### Exercise description
Check each line of the listing below for the string "state", and copy the ones that have it.
[start]
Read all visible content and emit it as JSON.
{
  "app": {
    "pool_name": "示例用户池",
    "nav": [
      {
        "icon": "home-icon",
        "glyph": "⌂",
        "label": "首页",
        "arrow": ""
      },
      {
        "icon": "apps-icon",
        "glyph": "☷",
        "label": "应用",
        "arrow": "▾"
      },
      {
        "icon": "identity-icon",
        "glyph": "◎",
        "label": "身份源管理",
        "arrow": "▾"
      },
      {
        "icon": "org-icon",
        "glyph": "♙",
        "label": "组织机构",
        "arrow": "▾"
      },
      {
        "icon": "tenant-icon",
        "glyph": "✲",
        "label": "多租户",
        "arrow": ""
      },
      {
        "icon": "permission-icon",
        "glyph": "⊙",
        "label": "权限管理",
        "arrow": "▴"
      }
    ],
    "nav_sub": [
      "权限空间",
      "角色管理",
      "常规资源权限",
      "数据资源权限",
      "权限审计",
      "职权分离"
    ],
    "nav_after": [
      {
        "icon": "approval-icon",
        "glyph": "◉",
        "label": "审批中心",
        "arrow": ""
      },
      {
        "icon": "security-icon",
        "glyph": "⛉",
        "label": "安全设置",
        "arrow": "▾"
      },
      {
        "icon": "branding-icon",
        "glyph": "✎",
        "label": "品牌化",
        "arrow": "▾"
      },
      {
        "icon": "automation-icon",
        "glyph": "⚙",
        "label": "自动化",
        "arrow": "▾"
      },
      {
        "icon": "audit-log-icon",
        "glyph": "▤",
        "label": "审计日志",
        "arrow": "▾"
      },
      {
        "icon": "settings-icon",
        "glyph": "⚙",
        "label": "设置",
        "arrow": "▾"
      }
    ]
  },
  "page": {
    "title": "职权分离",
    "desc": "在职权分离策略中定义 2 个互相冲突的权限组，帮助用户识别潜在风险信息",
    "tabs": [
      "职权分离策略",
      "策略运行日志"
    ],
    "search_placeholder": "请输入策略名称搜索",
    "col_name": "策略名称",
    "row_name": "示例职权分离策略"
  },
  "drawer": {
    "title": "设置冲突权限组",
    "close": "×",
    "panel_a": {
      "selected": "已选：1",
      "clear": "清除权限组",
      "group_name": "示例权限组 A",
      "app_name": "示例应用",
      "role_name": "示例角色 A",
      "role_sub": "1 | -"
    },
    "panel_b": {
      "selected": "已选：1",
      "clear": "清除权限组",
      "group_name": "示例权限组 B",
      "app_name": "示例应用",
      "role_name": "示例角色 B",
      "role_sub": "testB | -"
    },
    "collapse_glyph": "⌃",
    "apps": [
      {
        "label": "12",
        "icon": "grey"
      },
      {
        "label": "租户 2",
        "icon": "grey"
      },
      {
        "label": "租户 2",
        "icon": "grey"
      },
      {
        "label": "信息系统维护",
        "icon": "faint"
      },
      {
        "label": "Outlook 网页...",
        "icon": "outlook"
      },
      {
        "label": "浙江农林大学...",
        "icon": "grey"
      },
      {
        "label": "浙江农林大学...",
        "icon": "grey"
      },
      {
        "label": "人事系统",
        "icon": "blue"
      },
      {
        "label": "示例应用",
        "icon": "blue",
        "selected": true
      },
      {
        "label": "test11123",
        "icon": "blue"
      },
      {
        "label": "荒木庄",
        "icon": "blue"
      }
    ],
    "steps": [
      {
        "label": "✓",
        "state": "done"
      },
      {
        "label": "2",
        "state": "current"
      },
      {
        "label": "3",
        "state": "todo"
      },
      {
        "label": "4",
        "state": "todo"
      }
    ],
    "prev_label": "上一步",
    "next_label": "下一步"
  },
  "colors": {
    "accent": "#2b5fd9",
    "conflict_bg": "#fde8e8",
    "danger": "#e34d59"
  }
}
[end]
### The completed task
        "state": "done"
        "state": "current"
        "state": "todo"
        "state": "todo"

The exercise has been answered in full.